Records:
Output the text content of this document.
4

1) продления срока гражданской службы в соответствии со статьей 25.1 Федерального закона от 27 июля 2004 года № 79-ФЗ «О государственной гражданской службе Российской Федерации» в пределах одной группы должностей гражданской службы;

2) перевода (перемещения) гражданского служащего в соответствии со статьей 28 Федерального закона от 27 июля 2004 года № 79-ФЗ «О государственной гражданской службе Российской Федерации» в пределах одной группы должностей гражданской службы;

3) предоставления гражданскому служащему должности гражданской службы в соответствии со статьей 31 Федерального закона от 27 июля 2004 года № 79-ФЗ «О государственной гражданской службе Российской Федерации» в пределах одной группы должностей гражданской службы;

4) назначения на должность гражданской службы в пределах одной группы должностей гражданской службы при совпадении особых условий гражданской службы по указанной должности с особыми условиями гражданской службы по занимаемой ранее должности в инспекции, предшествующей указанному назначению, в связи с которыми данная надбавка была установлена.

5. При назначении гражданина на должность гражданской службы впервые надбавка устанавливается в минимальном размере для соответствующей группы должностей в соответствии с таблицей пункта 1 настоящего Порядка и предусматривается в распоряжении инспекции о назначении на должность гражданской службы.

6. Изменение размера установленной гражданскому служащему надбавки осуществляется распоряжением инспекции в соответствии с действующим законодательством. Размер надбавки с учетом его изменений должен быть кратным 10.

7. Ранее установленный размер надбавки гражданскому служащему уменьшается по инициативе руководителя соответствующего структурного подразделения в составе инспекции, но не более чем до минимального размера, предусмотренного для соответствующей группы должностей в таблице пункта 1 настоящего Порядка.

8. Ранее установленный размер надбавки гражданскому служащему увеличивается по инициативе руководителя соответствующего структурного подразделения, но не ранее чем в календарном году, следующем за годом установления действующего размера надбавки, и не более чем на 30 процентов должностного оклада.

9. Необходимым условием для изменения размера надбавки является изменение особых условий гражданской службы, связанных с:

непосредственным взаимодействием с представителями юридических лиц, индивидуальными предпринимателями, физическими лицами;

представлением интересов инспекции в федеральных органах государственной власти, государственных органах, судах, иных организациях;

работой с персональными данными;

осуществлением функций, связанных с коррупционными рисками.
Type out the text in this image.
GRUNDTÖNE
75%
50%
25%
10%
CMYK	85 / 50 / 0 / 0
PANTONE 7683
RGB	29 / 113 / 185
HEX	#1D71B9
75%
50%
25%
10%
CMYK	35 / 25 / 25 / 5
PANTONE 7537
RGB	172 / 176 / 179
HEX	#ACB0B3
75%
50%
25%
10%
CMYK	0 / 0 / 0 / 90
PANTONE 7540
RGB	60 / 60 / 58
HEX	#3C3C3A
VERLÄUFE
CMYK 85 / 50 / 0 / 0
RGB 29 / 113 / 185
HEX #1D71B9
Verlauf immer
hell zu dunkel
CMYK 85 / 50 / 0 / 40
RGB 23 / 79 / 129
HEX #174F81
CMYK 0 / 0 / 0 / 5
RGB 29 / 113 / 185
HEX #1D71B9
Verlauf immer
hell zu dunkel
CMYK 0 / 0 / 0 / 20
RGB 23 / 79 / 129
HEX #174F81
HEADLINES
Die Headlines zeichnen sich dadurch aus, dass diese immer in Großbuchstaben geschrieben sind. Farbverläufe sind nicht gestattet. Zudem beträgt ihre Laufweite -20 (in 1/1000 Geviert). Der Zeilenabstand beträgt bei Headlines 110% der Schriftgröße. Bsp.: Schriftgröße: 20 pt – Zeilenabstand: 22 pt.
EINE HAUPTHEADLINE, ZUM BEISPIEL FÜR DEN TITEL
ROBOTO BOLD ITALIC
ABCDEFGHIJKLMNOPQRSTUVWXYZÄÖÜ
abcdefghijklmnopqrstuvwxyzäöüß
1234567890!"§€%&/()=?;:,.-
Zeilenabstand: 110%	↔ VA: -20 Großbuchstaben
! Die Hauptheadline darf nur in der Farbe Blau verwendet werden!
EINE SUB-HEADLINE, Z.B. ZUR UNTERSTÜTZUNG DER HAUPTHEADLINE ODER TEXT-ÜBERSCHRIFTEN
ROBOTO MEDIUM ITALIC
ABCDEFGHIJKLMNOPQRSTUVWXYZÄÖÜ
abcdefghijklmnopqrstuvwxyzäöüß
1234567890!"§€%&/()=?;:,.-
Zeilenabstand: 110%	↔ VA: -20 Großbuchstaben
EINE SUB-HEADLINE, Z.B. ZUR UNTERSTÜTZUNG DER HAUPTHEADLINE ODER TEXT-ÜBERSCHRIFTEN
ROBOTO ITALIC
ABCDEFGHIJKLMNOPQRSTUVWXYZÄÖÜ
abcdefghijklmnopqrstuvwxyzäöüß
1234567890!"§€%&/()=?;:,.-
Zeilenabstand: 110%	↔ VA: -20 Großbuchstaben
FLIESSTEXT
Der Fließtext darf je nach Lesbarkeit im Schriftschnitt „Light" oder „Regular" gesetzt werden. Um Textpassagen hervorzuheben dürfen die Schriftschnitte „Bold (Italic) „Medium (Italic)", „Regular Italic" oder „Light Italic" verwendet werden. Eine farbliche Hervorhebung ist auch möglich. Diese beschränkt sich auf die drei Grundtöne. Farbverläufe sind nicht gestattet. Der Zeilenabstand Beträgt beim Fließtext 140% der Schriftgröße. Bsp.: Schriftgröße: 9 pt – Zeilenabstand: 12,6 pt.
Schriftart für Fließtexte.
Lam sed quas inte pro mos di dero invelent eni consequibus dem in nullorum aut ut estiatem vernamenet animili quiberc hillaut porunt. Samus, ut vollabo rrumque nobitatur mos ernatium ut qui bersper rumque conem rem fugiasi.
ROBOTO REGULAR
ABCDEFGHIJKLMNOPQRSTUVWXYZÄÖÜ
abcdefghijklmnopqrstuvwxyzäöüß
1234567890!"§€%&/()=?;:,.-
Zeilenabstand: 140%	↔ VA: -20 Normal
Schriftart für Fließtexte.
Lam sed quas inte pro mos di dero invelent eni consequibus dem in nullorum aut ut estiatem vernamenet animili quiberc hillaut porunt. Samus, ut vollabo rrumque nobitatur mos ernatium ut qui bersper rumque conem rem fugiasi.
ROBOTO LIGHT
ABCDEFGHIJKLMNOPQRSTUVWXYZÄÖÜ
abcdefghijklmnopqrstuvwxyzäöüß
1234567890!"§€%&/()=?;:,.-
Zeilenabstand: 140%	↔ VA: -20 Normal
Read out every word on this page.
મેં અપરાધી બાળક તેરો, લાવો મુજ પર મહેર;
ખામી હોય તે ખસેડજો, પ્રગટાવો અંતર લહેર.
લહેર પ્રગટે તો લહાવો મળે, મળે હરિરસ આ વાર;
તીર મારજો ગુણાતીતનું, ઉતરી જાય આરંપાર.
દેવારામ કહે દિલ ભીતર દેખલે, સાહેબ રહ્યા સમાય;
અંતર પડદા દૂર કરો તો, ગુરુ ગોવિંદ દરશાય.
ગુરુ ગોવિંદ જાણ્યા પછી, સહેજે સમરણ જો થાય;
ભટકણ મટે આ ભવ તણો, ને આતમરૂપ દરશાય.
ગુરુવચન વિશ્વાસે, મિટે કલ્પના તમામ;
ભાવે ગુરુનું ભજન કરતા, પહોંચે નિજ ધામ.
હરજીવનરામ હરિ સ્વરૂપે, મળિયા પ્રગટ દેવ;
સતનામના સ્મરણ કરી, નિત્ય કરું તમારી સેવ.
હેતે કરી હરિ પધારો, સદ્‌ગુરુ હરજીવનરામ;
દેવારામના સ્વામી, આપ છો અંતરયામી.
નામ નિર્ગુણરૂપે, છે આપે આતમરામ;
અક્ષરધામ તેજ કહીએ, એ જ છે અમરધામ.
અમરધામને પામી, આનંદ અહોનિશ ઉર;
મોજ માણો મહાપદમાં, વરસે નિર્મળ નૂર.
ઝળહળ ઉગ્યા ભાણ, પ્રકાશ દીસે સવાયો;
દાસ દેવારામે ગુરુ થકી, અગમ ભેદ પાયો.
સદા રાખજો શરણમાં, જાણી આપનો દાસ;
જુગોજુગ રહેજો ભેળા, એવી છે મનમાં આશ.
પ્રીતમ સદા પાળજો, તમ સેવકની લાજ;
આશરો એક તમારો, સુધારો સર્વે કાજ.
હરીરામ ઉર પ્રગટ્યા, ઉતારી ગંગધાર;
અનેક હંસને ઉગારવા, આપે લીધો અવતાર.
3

**Requirement**
Gather every line from the entries above where the word "અમરધ" appears, and copy them.

**Answer**
અક્ષરધામ તેજ કહીએ, એ જ છે અમરધામ.
અમરધામને પામી, આનંદ અહોનિશ ઉર;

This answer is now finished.